Send back all the data below, exactly as given.

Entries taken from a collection
═══

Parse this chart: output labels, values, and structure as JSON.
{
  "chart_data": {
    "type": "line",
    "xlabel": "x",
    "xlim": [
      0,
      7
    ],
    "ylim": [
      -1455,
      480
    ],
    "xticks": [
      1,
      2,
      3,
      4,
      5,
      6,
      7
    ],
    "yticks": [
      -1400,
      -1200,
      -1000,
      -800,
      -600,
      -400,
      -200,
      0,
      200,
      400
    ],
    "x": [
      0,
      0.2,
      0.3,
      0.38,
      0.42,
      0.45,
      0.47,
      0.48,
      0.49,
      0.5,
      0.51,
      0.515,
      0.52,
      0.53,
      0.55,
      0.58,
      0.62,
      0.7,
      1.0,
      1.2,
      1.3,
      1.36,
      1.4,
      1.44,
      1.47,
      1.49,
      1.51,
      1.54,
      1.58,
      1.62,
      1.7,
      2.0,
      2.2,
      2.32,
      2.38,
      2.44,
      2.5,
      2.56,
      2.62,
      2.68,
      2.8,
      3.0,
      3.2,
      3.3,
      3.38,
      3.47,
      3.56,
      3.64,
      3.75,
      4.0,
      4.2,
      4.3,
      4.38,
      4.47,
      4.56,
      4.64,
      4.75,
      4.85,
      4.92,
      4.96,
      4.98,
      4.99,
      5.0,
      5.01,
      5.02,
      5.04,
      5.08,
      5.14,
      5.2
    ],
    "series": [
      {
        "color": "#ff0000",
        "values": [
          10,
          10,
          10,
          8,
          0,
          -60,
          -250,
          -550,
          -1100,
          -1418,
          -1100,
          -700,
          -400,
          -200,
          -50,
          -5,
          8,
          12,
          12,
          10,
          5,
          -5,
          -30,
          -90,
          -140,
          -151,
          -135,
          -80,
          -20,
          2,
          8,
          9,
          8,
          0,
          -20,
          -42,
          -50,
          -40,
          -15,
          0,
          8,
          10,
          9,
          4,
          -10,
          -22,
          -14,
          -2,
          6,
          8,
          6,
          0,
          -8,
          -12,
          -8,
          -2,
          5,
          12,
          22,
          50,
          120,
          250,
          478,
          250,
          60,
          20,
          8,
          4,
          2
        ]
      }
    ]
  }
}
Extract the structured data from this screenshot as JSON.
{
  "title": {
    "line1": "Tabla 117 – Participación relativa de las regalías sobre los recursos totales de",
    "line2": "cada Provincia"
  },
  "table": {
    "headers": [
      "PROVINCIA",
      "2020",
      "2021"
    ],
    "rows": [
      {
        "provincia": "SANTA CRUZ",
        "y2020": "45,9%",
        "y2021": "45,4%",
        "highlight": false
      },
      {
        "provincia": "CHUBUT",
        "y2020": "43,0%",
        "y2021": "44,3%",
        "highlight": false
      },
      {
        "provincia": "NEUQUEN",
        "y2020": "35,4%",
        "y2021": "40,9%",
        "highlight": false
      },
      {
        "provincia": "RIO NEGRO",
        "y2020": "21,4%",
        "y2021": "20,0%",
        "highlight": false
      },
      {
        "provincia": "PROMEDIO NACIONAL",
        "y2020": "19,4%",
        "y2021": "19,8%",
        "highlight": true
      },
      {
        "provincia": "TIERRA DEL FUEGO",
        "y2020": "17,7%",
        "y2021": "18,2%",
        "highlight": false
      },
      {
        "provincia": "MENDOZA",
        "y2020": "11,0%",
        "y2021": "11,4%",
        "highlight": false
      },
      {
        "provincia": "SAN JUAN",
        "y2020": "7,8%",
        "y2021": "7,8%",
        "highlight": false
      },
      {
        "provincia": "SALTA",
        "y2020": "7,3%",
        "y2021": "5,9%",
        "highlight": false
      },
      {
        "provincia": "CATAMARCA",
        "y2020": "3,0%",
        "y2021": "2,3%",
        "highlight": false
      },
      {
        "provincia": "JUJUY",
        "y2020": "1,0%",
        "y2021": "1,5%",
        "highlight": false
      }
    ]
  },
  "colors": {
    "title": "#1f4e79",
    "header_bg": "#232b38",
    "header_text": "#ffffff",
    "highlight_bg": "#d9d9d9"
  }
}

═══

◆ **ANSWER FOR THIS EXERCISE**:
Parse this chart: output labels, values, and structure as JSON.
{
  "chart_data": {
    "type": "line",
    "xlabel": "x",
    "xlim": [
      0,
      7
    ],
    "ylim": [
      -1455,
      480
    ],
    "xticks": [
      1,
      2,
      3,
      4,
      5,
      6,
      7
    ],
    "yticks": [
      -1400,
      -1200,
      -1000,
      -800,
      -600,
      -400,
      -200,
      0,
      200,
      400
    ],
    "x": [
      0,
      0.2,
      0.3,
      0.38,
      0.42,
      0.45,
      0.47,
      0.48,
      0.49,
      0.5,
      0.51,
      0.515,
      0.52,
      0.53,
      0.55,
      0.58,
      0.62,
      0.7,
      1.0,
      1.2,
      1.3,
      1.36,
      1.4,
      1.44,
      1.47,
      1.49,
      1.51,
      1.54,
      1.58,
      1.62,
      1.7,
      2.0,
      2.2,
      2.32,
      2.38,
      2.44,
      2.5,
      2.56,
      2.62,
      2.68,
      2.8,
      3.0,
      3.2,
      3.3,
      3.38,
      3.47,
      3.56,
      3.64,
      3.75,
      4.0,
      4.2,
      4.3,
      4.38,
      4.47,
      4.56,
      4.64,
      4.75,
      4.85,
      4.92,
      4.96,
      4.98,
      4.99,
      5.0,
      5.01,
      5.02,
      5.04,
      5.08,
      5.14,
      5.2
    ],
    "series": [
      {
        "color": "#ff0000",
        "values": [
          10,
          10,
          10,
          8,
          0,
          -60,
          -250,
          -550,
          -1100,
          -1418,
          -1100,
          -700,
          -400,
          -200,
          -50,
          -5,
          8,
          12,
          12,
          10,
          5,
          -5,
          -30,
          -90,
          -140,
          -151,
          -135,
          -80,
          -20,
          2,
          8,
          9,
          8,
          0,
          -20,
          -42,
          -50,
          -40,
          -15,
          0,
          8,
          10,
          9,
          4,
          -10,
          -22,
          -14,
          -2,
          6,
          8,
          6,
          0,
          -8,
          -12,
          -8,
          -2,
          5,
          12,
          22,
          50,
          120,
          250,
          478,
          250,
          60,
          20,
          8,
          4,
          2
        ]
      }
    ]
  }
}
Extract the structured data from this screenshot as JSON.
{
  "title": {
    "line1": "Tabla 117 – Participación relativa de las regalías sobre los recursos totales de",
    "line2": "cada Provincia"
  },
  "table": {
    "headers": [
      "PROVINCIA",
      "2020",
      "2021"
    ],
    "rows": [
      {
        "provincia": "SANTA CRUZ",
        "y2020": "45,9%",
        "y2021": "45,4%",
        "highlight": false
      },
      {
        "provincia": "CHUBUT",
        "y2020": "43,0%",
        "y2021": "44,3%",
        "highlight": false
      },
      {
        "provincia": "NEUQUEN",
        "y2020": "35,4%",
        "y2021": "40,9%",
        "highlight": false
      },
      {
        "provincia": "RIO NEGRO",
        "y2020": "21,4%",
        "y2021": "20,0%",
        "highlight": false
      },
      {
        "provincia": "PROMEDIO NACIONAL",
        "y2020": "19,4%",
        "y2021": "19,8%",
        "highlight": true
      },
      {
        "provincia": "TIERRA DEL FUEGO",
        "y2020": "17,7%",
        "y2021": "18,2%",
        "highlight": false
      },
      {
        "provincia": "MENDOZA",
        "y2020": "11,0%",
        "y2021": "11,4%",
        "highlight": false
      },
      {
        "provincia": "SAN JUAN",
        "y2020": "7,8%",
        "y2021": "7,8%",
        "highlight": false
      },
      {
        "provincia": "SALTA",
        "y2020": "7,3%",
        "y2021": "5,9%",
        "highlight": false
      },
      {
        "provincia": "CATAMARCA",
        "y2020": "3,0%",
        "y2021": "2,3%",
        "highlight": false
      },
      {
        "provincia": "JUJUY",
        "y2020": "1,0%",
        "y2021": "1,5%",
        "highlight": false
      }
    ]
  },
  "colors": {
    "title": "#1f4e79",
    "header_bg": "#232b38",
    "header_text": "#ffffff",
    "highlight_bg": "#d9d9d9"
  }
}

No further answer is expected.